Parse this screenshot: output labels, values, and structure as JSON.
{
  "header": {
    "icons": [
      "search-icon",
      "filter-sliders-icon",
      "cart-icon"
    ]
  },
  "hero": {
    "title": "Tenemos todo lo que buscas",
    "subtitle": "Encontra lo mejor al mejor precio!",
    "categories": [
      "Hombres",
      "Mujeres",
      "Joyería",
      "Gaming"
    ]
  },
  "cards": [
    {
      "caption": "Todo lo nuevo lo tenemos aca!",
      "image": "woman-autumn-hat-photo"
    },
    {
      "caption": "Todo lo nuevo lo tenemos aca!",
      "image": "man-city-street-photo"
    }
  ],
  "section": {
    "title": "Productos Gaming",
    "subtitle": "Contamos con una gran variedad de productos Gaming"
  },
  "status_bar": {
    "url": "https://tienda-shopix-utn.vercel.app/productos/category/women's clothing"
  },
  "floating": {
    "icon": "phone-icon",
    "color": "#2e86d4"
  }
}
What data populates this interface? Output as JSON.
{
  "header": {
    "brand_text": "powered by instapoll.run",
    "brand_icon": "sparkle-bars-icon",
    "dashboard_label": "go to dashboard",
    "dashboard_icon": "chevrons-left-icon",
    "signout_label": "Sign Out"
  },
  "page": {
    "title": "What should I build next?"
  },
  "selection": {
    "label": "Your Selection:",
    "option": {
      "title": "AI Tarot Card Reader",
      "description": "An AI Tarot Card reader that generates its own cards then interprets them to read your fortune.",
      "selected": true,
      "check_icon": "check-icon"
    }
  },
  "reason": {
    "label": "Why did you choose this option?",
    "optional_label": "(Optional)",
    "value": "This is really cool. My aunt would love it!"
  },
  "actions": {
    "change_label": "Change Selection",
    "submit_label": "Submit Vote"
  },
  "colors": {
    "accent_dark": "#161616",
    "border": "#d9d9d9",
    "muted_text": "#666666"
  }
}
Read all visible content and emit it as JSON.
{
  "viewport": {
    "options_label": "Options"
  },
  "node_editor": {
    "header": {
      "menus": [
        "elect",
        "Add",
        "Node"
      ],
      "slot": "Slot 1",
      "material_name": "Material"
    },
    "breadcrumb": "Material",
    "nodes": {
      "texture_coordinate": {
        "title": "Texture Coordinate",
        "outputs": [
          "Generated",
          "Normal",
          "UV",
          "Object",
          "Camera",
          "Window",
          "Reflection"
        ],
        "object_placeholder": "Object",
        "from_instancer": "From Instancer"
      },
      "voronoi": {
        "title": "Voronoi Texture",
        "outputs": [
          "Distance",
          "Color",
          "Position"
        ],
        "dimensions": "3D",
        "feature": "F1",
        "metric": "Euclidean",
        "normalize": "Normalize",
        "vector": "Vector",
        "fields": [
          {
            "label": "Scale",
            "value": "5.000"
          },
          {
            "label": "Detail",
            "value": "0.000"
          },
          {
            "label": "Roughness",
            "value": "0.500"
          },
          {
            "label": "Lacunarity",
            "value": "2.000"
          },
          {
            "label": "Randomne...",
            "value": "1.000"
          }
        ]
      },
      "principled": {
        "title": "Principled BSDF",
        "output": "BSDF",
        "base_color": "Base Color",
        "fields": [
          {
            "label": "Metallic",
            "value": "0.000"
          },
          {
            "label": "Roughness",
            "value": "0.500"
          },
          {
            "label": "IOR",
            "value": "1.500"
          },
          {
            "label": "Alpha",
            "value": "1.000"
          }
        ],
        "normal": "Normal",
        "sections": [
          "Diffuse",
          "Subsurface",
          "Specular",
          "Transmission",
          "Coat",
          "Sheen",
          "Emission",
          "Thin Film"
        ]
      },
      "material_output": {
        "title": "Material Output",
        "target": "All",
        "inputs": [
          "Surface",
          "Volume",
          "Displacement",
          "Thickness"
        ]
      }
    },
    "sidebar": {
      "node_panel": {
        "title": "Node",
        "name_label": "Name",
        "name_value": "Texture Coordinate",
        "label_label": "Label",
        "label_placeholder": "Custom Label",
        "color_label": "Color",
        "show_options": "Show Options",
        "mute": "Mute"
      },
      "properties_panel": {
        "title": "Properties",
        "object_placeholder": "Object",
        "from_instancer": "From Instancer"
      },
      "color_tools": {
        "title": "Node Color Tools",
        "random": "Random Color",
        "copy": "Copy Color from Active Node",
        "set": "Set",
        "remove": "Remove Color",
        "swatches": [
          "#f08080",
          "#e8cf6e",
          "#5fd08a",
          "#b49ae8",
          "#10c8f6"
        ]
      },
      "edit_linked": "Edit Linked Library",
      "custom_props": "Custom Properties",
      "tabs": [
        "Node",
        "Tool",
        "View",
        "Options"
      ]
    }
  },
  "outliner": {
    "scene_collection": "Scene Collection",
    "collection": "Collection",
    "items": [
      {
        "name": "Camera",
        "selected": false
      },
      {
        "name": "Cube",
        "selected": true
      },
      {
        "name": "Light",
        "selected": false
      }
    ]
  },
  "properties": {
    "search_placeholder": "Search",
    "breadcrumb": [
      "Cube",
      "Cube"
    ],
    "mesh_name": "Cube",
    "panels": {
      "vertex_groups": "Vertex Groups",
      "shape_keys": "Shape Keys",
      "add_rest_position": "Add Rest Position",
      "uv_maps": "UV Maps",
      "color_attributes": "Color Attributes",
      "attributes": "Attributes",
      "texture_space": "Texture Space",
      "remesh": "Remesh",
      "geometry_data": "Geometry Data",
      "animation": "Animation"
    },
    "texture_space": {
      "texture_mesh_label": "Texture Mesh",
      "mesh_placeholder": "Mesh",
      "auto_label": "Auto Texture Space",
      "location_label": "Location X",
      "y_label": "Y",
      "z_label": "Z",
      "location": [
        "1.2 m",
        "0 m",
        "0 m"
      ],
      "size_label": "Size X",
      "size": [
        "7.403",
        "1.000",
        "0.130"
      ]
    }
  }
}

━━━━━━━━━━━━━━━━━━━━━━━━━━━━━━

Working from the material above, retype it in its entirety without change.

- Complete output:
Parse this screenshot: output labels, values, and structure as JSON.
{
  "header": {
    "icons": [
      "search-icon",
      "filter-sliders-icon",
      "cart-icon"
    ]
  },
  "hero": {
    "title": "Tenemos todo lo que buscas",
    "subtitle": "Encontra lo mejor al mejor precio!",
    "categories": [
      "Hombres",
      "Mujeres",
      "Joyería",
      "Gaming"
    ]
  },
  "cards": [
    {
      "caption": "Todo lo nuevo lo tenemos aca!",
      "image": "woman-autumn-hat-photo"
    },
    {
      "caption": "Todo lo nuevo lo tenemos aca!",
      "image": "man-city-street-photo"
    }
  ],
  "section": {
    "title": "Productos Gaming",
    "subtitle": "Contamos con una gran variedad de productos Gaming"
  },
  "status_bar": {
    "url": "https://tienda-shopix-utn.vercel.app/productos/category/women's clothing"
  },
  "floating": {
    "icon": "phone-icon",
    "color": "#2e86d4"
  }
}
What data populates this interface? Output as JSON.
{
  "header": {
    "brand_text": "powered by instapoll.run",
    "brand_icon": "sparkle-bars-icon",
    "dashboard_label": "go to dashboard",
    "dashboard_icon": "chevrons-left-icon",
    "signout_label": "Sign Out"
  },
  "page": {
    "title": "What should I build next?"
  },
  "selection": {
    "label": "Your Selection:",
    "option": {
      "title": "AI Tarot Card Reader",
      "description": "An AI Tarot Card reader that generates its own cards then interprets them to read your fortune.",
      "selected": true,
      "check_icon": "check-icon"
    }
  },
  "reason": {
    "label": "Why did you choose this option?",
    "optional_label": "(Optional)",
    "value": "This is really cool. My aunt would love it!"
  },
  "actions": {
    "change_label": "Change Selection",
    "submit_label": "Submit Vote"
  },
  "colors": {
    "accent_dark": "#161616",
    "border": "#d9d9d9",
    "muted_text": "#666666"
  }
}
Read all visible content and emit it as JSON.
{
  "viewport": {
    "options_label": "Options"
  },
  "node_editor": {
    "header": {
      "menus": [
        "elect",
        "Add",
        "Node"
      ],
      "slot": "Slot 1",
      "material_name": "Material"
    },
    "breadcrumb": "Material",
    "nodes": {
      "texture_coordinate": {
        "title": "Texture Coordinate",
        "outputs": [
          "Generated",
          "Normal",
          "UV",
          "Object",
          "Camera",
          "Window",
          "Reflection"
        ],
        "object_placeholder": "Object",
        "from_instancer": "From Instancer"
      },
      "voronoi": {
        "title": "Voronoi Texture",
        "outputs": [
          "Distance",
          "Color",
          "Position"
        ],
        "dimensions": "3D",
        "feature": "F1",
        "metric": "Euclidean",
        "normalize": "Normalize",
        "vector": "Vector",
        "fields": [
          {
            "label": "Scale",
            "value": "5.000"
          },
          {
            "label": "Detail",
            "value": "0.000"
          },
          {
            "label": "Roughness",
            "value": "0.500"
          },
          {
            "label": "Lacunarity",
            "value": "2.000"
          },
          {
            "label": "Randomne...",
            "value": "1.000"
          }
        ]
      },
      "principled": {
        "title": "Principled BSDF",
        "output": "BSDF",
        "base_color": "Base Color",
        "fields": [
          {
            "label": "Metallic",
            "value": "0.000"
          },
          {
            "label": "Roughness",
            "value": "0.500"
          },
          {
            "label": "IOR",
            "value": "1.500"
          },
          {
            "label": "Alpha",
            "value": "1.000"
          }
        ],
        "normal": "Normal",
        "sections": [
          "Diffuse",
          "Subsurface",
          "Specular",
          "Transmission",
          "Coat",
          "Sheen",
          "Emission",
          "Thin Film"
        ]
      },
      "material_output": {
        "title": "Material Output",
        "target": "All",
        "inputs": [
          "Surface",
          "Volume",
          "Displacement",
          "Thickness"
        ]
      }
    },
    "sidebar": {
      "node_panel": {
        "title": "Node",
        "name_label": "Name",
        "name_value": "Texture Coordinate",
        "label_label": "Label",
        "label_placeholder": "Custom Label",
        "color_label": "Color",
        "show_options": "Show Options",
        "mute": "Mute"
      },
      "properties_panel": {
        "title": "Properties",
        "object_placeholder": "Object",
        "from_instancer": "From Instancer"
      },
      "color_tools": {
        "title": "Node Color Tools",
        "random": "Random Color",
        "copy": "Copy Color from Active Node",
        "set": "Set",
        "remove": "Remove Color",
        "swatches": [
          "#f08080",
          "#e8cf6e",
          "#5fd08a",
          "#b49ae8",
          "#10c8f6"
        ]
      },
      "edit_linked": "Edit Linked Library",
      "custom_props": "Custom Properties",
      "tabs": [
        "Node",
        "Tool",
        "View",
        "Options"
      ]
    }
  },
  "outliner": {
    "scene_collection": "Scene Collection",
    "collection": "Collection",
    "items": [
      {
        "name": "Camera",
        "selected": false
      },
      {
        "name": "Cube",
        "selected": true
      },
      {
        "name": "Light",
        "selected": false
      }
    ]
  },
  "properties": {
    "search_placeholder": "Search",
    "breadcrumb": [
      "Cube",
      "Cube"
    ],
    "mesh_name": "Cube",
    "panels": {
      "vertex_groups": "Vertex Groups",
      "shape_keys": "Shape Keys",
      "add_rest_position": "Add Rest Position",
      "uv_maps": "UV Maps",
      "color_attributes": "Color Attributes",
      "attributes": "Attributes",
      "texture_space": "Texture Space",
      "remesh": "Remesh",
      "geometry_data": "Geometry Data",
      "animation": "Animation"
    },
    "texture_space": {
      "texture_mesh_label": "Texture Mesh",
      "mesh_placeholder": "Mesh",
      "auto_label": "Auto Texture Space",
      "location_label": "Location X",
      "y_label": "Y",
      "z_label": "Z",
      "location": [
        "1.2 m",
        "0 m",
        "0 m"
      ],
      "size_label": "Size X",
      "size": [
        "7.403",
        "1.000",
        "0.130"
      ]
    }
  }
}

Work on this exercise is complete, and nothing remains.